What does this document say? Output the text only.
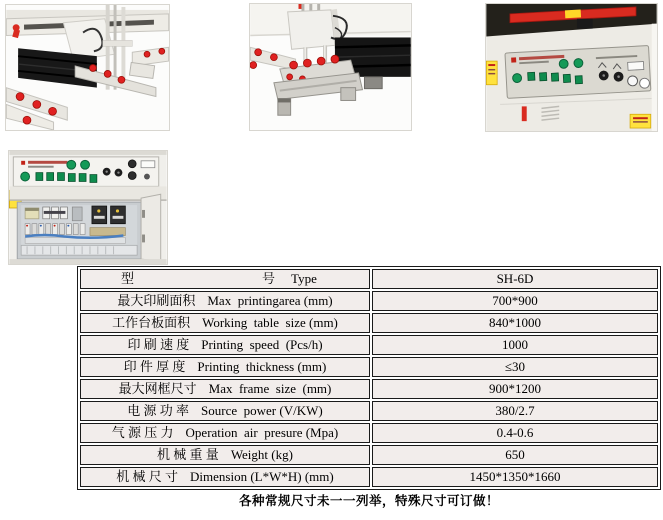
型 号 Type	SH-6D
最大印刷面积 Max  printingarea (mm)	700*900
工作台板面积 Working  table  size (mm)	840*1000
印 刷 速 度 Printing  speed  (Pcs/h)	1000
印 件 厚 度 Printing  thickness (mm)	≤30
最大网框尺寸 Max  frame  size  (mm)	900*1200
电 源 功 率 Source  power (V/KW)	380/2.7
气 源 压 力 Operation  air  presure (Mpa)	0.4-0.6
机 械 重 量 Weight (kg)	650
机 械 尺 寸 Dimension (L*W*H) (mm)	1450*1350*1660
各种常规尺寸未一一列举，特殊尺寸可订做！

* * * *

◆ TASK GOAL:
Take the data above and repeat it exactly, leaving each picture out.

◆ CORRECT RESPONSE:
What does this document say? Output the text only.
型 号 Type	SH-6D
最大印刷面积 Max  printingarea (mm)	700*900
工作台板面积 Working  table  size (mm)	840*1000
印 刷 速 度 Printing  speed  (Pcs/h)	1000
印 件 厚 度 Printing  thickness (mm)	≤30
最大网框尺寸 Max  frame  size  (mm)	900*1200
电 源 功 率 Source  power (V/KW)	380/2.7
气 源 压 力 Operation  air  presure (Mpa)	0.4-0.6
机 械 重 量 Weight (kg)	650
机 械 尺 寸 Dimension (L*W*H) (mm)	1450*1350*1660
各种常规尺寸未一一列举，特殊尺寸可订做！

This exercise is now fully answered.